— START —

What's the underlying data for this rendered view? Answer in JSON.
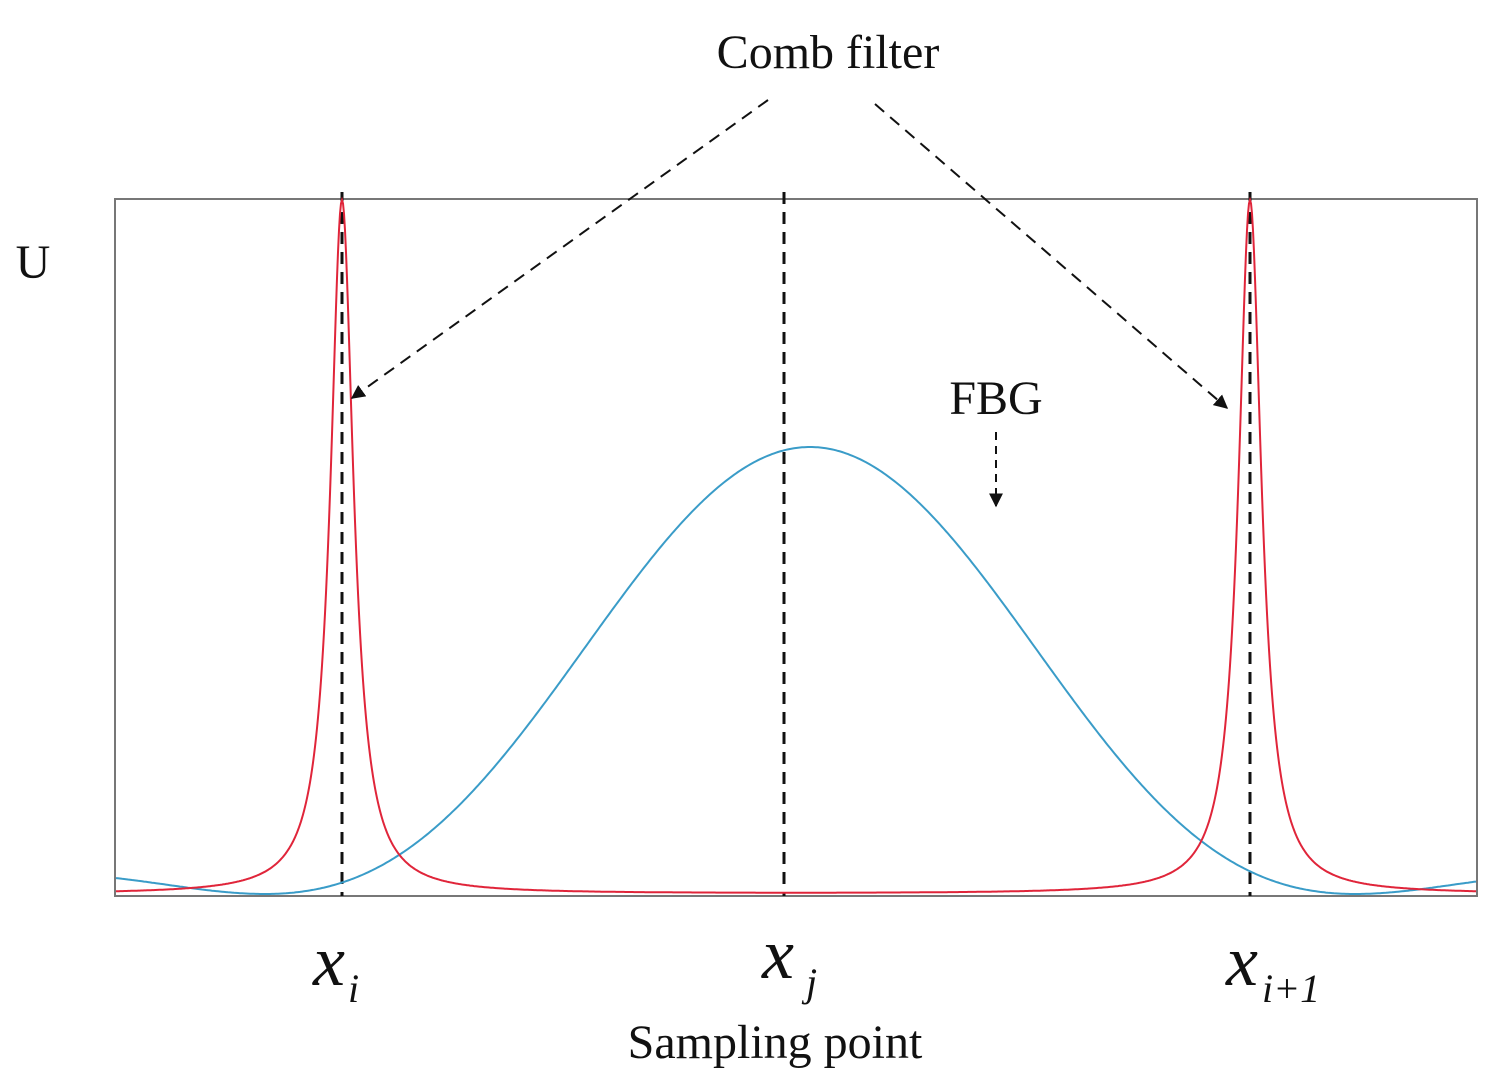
{
  "figure": {
    "top_label": "Comb filter",
    "fbg_label": "FBG",
    "y_axis_label": "U",
    "x_axis_label": "Sampling point",
    "ticks": [
      {
        "base": "x",
        "sub": "i"
      },
      {
        "base": "x",
        "sub": "j"
      },
      {
        "base": "x",
        "sub": "i+1"
      }
    ],
    "colors": {
      "comb_filter_curve": "#e0253a",
      "fbg_curve": "#3a9cc8",
      "frame": "#777777",
      "guides": "#111111"
    }
  }
}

— END —

### TASK PROMPT
In your copy of the records, include no pictures; repeat everything else exactly.

### TASK OUTPUT
What's the underlying data for this rendered view? Answer in JSON.
{
  "figure": {
    "top_label": "Comb filter",
    "fbg_label": "FBG",
    "y_axis_label": "U",
    "x_axis_label": "Sampling point",
    "ticks": [
      {
        "base": "x",
        "sub": "i"
      },
      {
        "base": "x",
        "sub": "j"
      },
      {
        "base": "x",
        "sub": "i+1"
      }
    ],
    "colors": {
      "comb_filter_curve": "#e0253a",
      "fbg_curve": "#3a9cc8",
      "frame": "#777777",
      "guides": "#111111"
    }
  }
}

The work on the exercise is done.